──────── DATA TO PROCESS ────────

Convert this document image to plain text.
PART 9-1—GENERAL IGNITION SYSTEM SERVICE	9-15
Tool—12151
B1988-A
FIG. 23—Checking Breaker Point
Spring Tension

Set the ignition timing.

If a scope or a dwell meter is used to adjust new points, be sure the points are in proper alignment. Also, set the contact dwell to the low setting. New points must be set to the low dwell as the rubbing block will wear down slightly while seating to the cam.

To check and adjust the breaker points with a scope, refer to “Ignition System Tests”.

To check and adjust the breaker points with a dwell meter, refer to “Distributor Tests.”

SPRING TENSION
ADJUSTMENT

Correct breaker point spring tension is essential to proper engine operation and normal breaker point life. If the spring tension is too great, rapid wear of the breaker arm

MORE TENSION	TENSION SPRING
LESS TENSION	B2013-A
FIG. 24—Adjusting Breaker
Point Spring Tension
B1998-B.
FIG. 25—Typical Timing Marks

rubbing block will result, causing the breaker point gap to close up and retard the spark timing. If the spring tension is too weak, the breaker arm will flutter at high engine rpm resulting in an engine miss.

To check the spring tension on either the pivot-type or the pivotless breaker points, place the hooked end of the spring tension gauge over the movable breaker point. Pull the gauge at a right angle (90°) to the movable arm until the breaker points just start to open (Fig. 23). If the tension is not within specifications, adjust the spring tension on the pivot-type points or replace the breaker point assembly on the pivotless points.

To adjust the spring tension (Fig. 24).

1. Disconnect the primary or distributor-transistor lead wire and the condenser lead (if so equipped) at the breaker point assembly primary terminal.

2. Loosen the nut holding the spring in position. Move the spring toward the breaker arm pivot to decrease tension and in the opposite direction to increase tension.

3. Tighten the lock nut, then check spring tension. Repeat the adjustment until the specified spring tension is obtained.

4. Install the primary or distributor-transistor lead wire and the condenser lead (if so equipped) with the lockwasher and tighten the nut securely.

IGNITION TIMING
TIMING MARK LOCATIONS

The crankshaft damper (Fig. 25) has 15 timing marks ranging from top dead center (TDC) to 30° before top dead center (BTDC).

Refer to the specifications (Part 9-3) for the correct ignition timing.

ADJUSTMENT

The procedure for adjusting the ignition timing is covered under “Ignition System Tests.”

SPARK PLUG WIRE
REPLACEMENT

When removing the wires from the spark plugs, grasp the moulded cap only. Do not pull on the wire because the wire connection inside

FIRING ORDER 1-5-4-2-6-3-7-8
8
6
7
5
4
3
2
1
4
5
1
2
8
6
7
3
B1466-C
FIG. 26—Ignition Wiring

────────

## STATED TASK
Tell how many lines contain the word "engine", using only the number.

## TASK ANSWER
2